> **Material shown**
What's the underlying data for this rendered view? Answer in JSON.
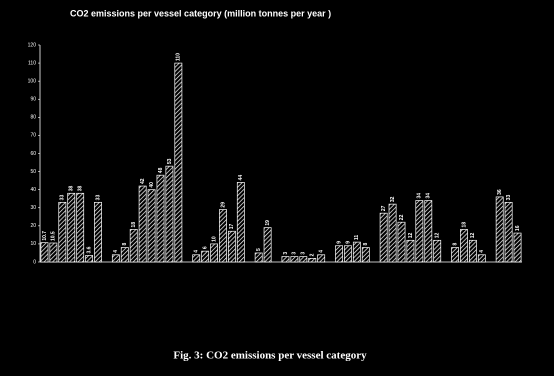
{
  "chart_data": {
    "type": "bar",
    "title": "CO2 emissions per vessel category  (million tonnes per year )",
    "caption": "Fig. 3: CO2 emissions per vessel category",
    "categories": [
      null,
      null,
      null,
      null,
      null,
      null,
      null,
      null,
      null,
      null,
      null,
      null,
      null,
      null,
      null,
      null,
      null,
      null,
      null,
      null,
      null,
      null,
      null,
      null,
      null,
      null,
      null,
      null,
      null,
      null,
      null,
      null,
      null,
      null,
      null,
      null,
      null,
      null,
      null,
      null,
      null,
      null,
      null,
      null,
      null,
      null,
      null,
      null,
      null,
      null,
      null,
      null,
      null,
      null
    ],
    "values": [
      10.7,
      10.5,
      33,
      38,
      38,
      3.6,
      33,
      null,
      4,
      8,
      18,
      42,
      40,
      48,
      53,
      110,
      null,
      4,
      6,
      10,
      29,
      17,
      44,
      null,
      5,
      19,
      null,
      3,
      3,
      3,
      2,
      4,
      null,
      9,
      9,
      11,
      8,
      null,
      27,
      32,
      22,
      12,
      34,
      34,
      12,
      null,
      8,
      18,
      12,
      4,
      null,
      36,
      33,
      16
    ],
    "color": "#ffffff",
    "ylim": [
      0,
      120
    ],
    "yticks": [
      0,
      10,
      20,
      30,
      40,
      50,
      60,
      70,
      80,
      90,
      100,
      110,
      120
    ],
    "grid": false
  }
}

> **Exercise goal**
Look above for every line with the word "vessel" and copy it.

> **Answer in full**
    "title": "CO2 emissions per vessel category  (million tonnes per year )",
    "caption": "Fig. 3: CO2 emissions per vessel category",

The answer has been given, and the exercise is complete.